Records from a collection
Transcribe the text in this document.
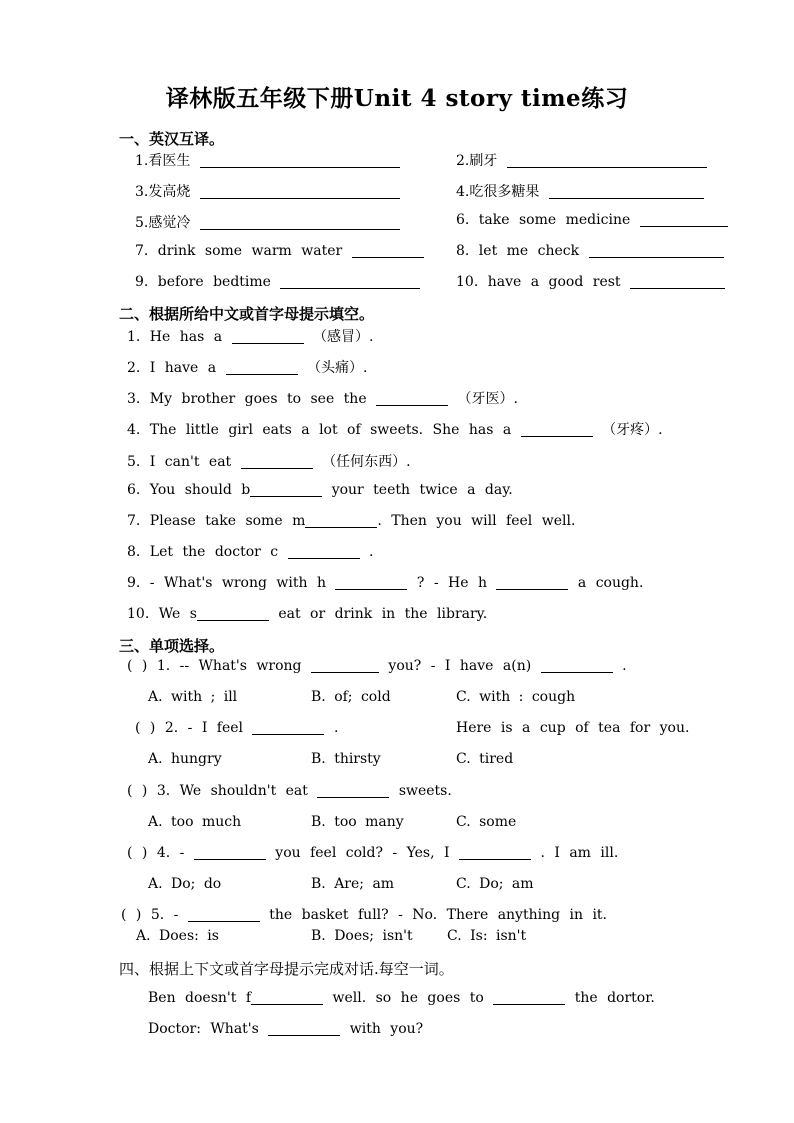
译林版五年级下册Unit 4 story time练习
一、英汉互译。
1.看医生	2.刷牙
3.发高烧	4.吃很多糖果
5.感觉冷	6. take some medicine
7. drink some warm water	8. let me check
9. before bedtime	10. have a good rest
二、根据所给中文或首字母提示填空。
1. He has a	（感冒）.
2. I have a	（头痛）.
3. My brother goes to see the	（牙医）.
4. The little girl eats a lot of sweets. She has a	（牙疼）.
5. I can't eat	（任何东西）.
6. You should b	your teeth twice a day.
7. Please take some m	. Then you will feel well.
8. Let the doctor c	.
9. - What's wrong with h	? - He h	a cough.
10. We s	eat or drink in the library.
三、单项选择。
( ) 1. -- What's wrong	you? - I have a(n)	.
A. with ; ill	B. of; cold	C. with : cough
( ) 2. - I feel	.	Here is a cup of tea for you.
A. hungry	B. thirsty	C. tired
( ) 3. We shouldn't eat	sweets.
A. too much	B. too many	C. some
( ) 4. -	you feel cold? - Yes, I	. I am ill.
A. Do; do	B. Are; am	C. Do; am
( ) 5. -	the basket full? - No. There anything in it.
A. Does: is	B. Does; isn't C. Is: isn't
四、根据上下文或首字母提示完成对话.每空一词。
Ben doesn't f	well. so he goes to	the dortor.
Doctor: What's	with you?
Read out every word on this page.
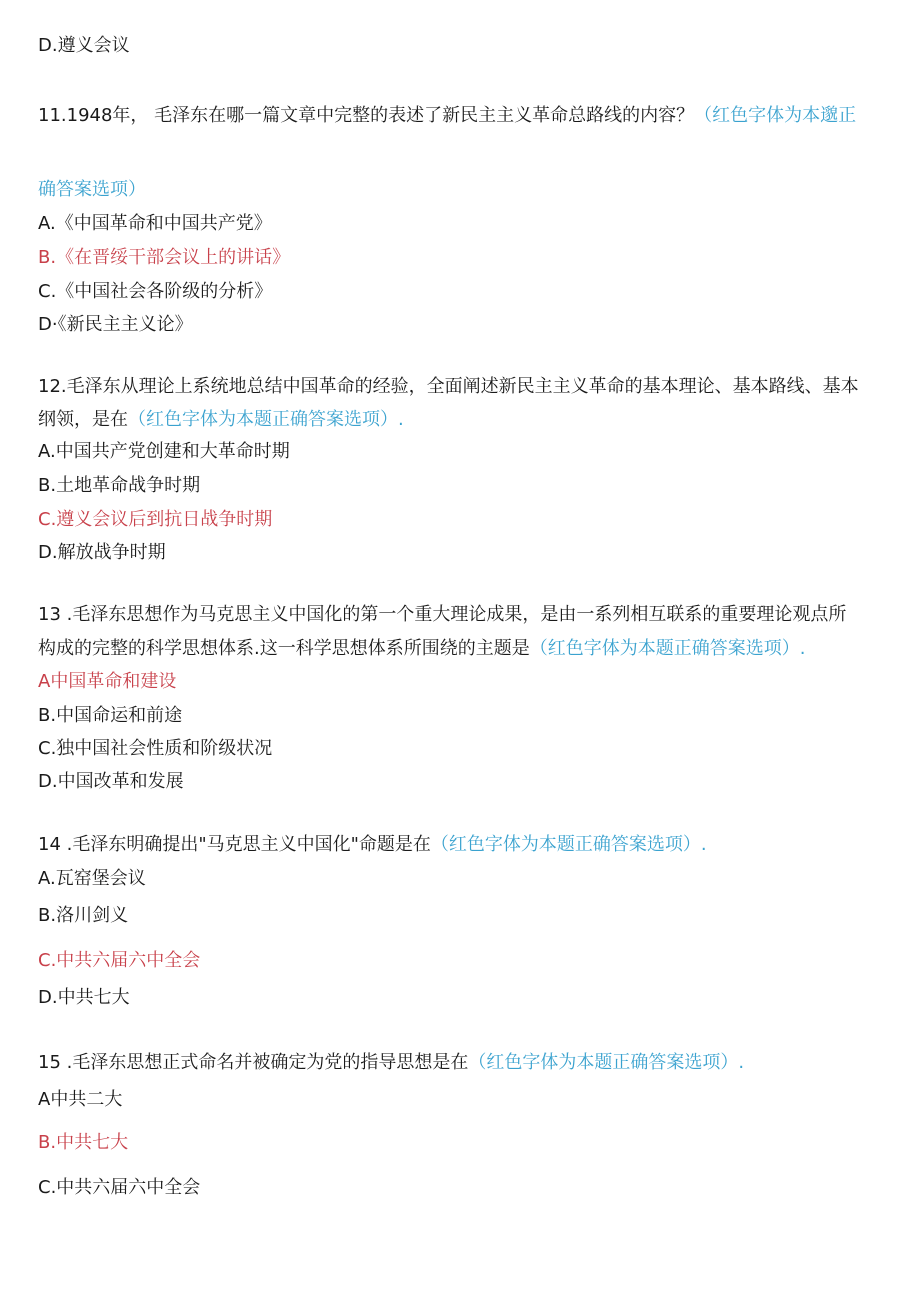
D.遵义会议
11.1948年， 毛泽东在哪一篇文章中完整的表述了新民主主义革命总路线的内容？（红色字体为本邈正
确答案选项）
A.《中国革命和中国共产党》
B.《在晋绥干部会议上的讲话》
C.《中国社会各阶级的分析》
D·《新民主主义论》
12.毛泽东从理论上系统地总结中国革命的经验，全面阐述新民主主义革命的基本理论、基本路线、基本
纲领，是在（红色字体为本题正确答案选项）.
A.中国共产党创建和大革命时期
B.土地革命战争时期
C.遵义会议后到抗日战争时期
D.解放战争时期
13 .毛泽东思想作为马克思主义中国化的第一个重大理论成果，是由一系列相互联系的重要理论观点所
构成的完整的科学思想体系.这一科学思想体系所围绕的主题是（红色字体为本题正确答案选项）.
A中国革命和建设
B.中国命运和前途
C.独中国社会性质和阶级状况
D.中国改革和发展
14 .毛泽东明确提出"马克思主义中国化"命题是在（红色字体为本题正确答案选项）.
A.瓦窑堡会议
B.洛川剑义
C.中共六届六中全会
D.中共七大
15 .毛泽东思想正式命名并被确定为党的指导思想是在（红色字体为本题正确答案选项）.
A中共二大
B.中共七大
C.中共六届六中全会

- PROBLEM TO SOLVE -
Starting at the line that contains "Read out every word on this page.", retype each line through the final one in the listing, with both ends kept and the pictures omitted.

- RESULT OF THE EXERCISE -
Read out every word on this page.
D.遵义会议
11.1948年， 毛泽东在哪一篇文章中完整的表述了新民主主义革命总路线的内容？（红色字体为本邈正
确答案选项）
A.《中国革命和中国共产党》
B.《在晋绥干部会议上的讲话》
C.《中国社会各阶级的分析》
D·《新民主主义论》
12.毛泽东从理论上系统地总结中国革命的经验，全面阐述新民主主义革命的基本理论、基本路线、基本
纲领，是在（红色字体为本题正确答案选项）.
A.中国共产党创建和大革命时期
B.土地革命战争时期
C.遵义会议后到抗日战争时期
D.解放战争时期
13 .毛泽东思想作为马克思主义中国化的第一个重大理论成果，是由一系列相互联系的重要理论观点所
构成的完整的科学思想体系.这一科学思想体系所围绕的主题是（红色字体为本题正确答案选项）.
A中国革命和建设
B.中国命运和前途
C.独中国社会性质和阶级状况
D.中国改革和发展
14 .毛泽东明确提出"马克思主义中国化"命题是在（红色字体为本题正确答案选项）.
A.瓦窑堡会议
B.洛川剑义
C.中共六届六中全会
D.中共七大
15 .毛泽东思想正式命名并被确定为党的指导思想是在（红色字体为本题正确答案选项）.
A中共二大
B.中共七大
C.中共六届六中全会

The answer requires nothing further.